▶ **What the task asks**
Find and copy every line in the records that includes the string "Ερντογάν".

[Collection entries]
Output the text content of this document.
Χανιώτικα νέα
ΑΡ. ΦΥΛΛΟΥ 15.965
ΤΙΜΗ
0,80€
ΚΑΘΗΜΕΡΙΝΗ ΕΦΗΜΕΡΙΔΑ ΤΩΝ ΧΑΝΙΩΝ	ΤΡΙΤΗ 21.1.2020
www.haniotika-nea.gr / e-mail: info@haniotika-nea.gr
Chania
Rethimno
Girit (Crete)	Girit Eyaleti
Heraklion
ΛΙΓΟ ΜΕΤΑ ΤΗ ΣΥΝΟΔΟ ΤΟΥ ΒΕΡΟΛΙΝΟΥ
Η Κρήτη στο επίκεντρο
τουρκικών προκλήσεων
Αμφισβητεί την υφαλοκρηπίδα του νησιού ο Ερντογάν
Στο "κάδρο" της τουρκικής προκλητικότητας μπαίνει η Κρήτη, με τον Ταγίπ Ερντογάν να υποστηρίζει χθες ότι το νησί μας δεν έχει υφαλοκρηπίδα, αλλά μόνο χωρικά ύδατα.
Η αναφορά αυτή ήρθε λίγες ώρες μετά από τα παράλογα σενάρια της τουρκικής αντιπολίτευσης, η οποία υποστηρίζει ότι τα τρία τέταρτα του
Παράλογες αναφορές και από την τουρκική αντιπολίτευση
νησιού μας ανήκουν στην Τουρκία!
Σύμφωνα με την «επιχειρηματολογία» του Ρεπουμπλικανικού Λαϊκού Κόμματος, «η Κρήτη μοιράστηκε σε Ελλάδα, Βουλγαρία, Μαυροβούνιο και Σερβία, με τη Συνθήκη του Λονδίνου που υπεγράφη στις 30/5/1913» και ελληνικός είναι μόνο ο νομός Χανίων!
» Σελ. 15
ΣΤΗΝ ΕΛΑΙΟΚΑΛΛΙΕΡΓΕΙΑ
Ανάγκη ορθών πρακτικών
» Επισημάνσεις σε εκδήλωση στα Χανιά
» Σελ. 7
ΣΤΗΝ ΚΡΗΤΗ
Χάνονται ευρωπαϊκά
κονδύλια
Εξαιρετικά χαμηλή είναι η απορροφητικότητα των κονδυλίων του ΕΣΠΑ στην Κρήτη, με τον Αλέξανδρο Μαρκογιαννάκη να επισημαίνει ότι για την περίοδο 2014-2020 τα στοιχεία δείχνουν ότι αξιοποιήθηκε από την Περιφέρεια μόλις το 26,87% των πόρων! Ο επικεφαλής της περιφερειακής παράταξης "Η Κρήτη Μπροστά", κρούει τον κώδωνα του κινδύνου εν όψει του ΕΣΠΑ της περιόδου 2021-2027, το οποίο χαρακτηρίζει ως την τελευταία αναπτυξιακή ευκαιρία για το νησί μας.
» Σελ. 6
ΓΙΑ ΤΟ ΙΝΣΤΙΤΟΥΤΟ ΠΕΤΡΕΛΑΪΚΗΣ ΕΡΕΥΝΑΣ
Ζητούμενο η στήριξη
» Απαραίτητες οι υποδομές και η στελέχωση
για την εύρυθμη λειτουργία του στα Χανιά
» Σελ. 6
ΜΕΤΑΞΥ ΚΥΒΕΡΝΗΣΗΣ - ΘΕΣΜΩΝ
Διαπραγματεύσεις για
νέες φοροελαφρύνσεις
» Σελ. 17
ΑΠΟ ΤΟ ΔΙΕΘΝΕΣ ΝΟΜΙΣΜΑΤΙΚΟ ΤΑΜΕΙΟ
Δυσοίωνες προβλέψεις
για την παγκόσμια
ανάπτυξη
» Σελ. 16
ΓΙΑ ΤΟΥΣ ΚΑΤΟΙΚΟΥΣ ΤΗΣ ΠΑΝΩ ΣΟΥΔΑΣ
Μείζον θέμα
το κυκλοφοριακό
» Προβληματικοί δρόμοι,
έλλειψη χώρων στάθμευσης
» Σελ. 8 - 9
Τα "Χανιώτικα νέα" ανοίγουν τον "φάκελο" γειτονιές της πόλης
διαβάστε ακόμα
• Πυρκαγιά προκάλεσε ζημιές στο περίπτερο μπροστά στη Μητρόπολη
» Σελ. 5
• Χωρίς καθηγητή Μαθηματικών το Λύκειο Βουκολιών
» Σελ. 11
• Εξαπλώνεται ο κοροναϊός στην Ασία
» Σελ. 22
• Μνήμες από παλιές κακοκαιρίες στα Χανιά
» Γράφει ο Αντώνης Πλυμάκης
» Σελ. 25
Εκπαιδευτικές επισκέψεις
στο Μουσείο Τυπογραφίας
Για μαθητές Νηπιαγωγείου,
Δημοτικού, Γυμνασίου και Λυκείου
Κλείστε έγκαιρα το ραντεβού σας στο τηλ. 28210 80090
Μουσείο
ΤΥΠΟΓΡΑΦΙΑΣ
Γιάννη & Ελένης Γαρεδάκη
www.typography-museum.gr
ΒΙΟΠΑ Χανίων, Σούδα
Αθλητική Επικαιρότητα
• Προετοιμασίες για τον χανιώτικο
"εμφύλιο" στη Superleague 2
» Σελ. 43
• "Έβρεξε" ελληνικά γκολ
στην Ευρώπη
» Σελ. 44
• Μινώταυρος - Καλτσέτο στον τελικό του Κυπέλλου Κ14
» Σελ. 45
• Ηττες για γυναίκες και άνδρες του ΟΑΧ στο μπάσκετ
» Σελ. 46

▶ **Completed exercise**
Αμφισβητεί την υφαλοκρηπίδα του νησιού ο Ερντογάν
Στο "κάδρο" της τουρκικής προκλητικότητας μπαίνει η Κρήτη, με τον Ταγίπ Ερντογάν να υποστηρίζει χθες ότι το νησί μας δεν έχει υφαλοκρηπίδα, αλλά μόνο χωρικά ύδατα.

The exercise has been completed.